## Begin
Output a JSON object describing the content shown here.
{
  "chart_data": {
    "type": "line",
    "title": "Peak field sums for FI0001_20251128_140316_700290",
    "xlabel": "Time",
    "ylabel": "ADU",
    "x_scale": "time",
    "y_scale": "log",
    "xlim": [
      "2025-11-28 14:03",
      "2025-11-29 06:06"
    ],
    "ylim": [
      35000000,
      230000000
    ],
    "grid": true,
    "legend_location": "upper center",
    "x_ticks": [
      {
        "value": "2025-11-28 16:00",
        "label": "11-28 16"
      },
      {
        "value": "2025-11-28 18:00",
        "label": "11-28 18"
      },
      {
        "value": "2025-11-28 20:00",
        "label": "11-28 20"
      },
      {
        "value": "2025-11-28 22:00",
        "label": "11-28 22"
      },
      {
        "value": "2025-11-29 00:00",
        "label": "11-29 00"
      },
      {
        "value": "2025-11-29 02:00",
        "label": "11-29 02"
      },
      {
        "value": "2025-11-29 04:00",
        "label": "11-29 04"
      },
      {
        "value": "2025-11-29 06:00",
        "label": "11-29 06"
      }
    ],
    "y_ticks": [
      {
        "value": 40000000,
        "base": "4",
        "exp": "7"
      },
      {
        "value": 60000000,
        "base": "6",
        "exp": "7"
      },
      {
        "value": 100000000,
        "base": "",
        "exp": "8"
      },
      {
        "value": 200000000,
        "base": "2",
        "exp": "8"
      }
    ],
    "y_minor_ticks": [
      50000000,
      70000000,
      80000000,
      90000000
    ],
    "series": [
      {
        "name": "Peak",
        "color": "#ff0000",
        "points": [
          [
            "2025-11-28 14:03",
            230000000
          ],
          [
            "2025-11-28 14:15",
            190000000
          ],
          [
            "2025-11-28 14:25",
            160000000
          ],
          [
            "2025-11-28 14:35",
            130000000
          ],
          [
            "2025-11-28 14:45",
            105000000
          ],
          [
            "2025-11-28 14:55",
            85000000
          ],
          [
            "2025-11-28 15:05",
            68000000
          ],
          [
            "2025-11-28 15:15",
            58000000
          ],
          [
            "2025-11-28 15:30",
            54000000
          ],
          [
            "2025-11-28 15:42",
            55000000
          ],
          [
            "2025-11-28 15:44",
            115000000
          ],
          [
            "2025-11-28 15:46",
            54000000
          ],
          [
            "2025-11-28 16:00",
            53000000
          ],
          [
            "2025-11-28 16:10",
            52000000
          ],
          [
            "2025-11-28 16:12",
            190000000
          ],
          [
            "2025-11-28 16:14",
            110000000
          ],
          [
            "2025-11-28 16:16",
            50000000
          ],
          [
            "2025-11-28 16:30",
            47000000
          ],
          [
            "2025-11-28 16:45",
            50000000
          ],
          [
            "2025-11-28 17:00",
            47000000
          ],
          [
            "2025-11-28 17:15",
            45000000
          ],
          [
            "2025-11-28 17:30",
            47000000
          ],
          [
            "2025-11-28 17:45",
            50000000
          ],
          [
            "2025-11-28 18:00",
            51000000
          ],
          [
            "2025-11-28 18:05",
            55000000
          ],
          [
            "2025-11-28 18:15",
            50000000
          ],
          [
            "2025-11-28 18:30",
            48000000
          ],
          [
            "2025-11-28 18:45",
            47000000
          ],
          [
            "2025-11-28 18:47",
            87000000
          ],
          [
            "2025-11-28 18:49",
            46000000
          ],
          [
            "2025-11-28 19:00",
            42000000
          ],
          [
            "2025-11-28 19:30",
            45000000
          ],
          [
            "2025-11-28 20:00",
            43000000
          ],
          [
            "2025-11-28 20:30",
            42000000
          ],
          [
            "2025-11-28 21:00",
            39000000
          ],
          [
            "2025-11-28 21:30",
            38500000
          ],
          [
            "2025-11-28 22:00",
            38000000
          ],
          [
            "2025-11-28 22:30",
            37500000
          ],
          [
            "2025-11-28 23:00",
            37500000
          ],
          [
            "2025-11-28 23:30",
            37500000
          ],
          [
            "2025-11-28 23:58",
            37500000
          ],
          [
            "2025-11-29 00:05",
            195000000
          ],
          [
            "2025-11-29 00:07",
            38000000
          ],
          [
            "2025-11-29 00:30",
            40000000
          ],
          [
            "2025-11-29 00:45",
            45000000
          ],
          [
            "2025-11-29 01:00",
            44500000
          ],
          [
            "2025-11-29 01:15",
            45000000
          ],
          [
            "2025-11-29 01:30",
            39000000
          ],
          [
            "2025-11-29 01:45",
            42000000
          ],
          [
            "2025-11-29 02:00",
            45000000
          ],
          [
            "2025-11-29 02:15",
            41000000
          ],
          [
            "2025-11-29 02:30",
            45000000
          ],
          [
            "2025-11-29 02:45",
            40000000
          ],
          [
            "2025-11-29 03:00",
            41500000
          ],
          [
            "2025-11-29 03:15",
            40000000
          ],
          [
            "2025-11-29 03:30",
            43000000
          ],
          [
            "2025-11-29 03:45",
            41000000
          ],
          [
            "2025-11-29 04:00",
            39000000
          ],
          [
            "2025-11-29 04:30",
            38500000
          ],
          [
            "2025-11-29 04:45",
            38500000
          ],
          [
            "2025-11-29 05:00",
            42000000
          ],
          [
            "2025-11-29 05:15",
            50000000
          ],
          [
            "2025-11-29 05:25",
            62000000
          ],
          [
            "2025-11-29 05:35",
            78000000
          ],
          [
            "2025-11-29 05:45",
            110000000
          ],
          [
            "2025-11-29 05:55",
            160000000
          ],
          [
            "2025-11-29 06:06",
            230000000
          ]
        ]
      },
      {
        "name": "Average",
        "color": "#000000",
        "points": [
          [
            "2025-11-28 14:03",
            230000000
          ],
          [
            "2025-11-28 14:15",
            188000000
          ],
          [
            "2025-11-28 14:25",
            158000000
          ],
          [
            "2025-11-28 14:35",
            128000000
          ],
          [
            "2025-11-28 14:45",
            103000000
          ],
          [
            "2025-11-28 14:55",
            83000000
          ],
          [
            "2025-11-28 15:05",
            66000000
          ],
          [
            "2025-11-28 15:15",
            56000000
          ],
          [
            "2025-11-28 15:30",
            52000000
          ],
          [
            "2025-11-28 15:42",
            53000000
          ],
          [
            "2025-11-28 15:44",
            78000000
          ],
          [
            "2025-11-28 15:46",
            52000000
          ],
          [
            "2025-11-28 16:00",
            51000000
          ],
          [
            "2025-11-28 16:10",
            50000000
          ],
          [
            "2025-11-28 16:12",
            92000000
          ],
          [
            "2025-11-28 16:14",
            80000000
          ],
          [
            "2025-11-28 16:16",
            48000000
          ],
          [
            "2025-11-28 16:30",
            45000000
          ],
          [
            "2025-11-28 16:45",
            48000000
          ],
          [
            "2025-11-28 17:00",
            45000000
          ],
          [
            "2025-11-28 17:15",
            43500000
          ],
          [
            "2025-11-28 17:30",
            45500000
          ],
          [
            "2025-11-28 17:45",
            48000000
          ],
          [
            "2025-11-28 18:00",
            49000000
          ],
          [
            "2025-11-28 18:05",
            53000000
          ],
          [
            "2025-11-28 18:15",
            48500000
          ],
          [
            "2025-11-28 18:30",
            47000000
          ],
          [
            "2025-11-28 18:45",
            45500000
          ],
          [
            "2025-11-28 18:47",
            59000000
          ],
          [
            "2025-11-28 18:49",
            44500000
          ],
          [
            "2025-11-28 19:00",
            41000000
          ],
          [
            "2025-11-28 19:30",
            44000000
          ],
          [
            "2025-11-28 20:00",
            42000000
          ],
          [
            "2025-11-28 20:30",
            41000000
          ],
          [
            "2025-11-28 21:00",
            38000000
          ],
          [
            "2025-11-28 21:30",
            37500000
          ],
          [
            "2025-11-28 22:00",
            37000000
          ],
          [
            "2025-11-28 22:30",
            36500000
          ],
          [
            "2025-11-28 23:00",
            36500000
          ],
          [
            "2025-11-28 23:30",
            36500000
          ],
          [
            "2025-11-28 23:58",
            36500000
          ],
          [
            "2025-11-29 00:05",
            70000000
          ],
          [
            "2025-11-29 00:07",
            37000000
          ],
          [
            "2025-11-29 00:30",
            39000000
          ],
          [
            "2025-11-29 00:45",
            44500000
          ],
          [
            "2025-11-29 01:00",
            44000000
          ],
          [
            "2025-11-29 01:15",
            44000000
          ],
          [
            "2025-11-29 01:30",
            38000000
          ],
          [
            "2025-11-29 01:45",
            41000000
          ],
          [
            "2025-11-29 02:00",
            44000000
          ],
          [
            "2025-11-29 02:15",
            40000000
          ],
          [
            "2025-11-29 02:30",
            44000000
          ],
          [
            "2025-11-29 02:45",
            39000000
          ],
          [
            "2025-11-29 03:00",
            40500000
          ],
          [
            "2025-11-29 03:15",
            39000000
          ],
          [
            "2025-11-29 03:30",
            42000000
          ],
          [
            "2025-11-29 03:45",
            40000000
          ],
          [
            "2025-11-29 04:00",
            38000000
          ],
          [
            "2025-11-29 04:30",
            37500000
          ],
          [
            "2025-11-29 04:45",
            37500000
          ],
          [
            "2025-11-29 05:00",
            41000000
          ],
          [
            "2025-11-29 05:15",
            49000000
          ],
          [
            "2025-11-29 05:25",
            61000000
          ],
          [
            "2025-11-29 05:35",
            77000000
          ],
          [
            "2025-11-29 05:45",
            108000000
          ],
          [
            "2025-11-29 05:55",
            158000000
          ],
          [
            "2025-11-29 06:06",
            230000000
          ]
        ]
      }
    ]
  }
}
## End
Objective: Gather every line containing the word "value" and copy it.

Result below:
        "value": "2025-11-28 16:00",
        "value": "2025-11-28 18:00",
        "value": "2025-11-28 20:00",
        "value": "2025-11-28 22:00",
        "value": "2025-11-29 00:00",
        "value": "2025-11-29 02:00",
        "value": "2025-11-29 04:00",
        "value": "2025-11-29 06:00",
        "value": 40000000,
        "value": 60000000,
        "value": 100000000,
        "value": 200000000,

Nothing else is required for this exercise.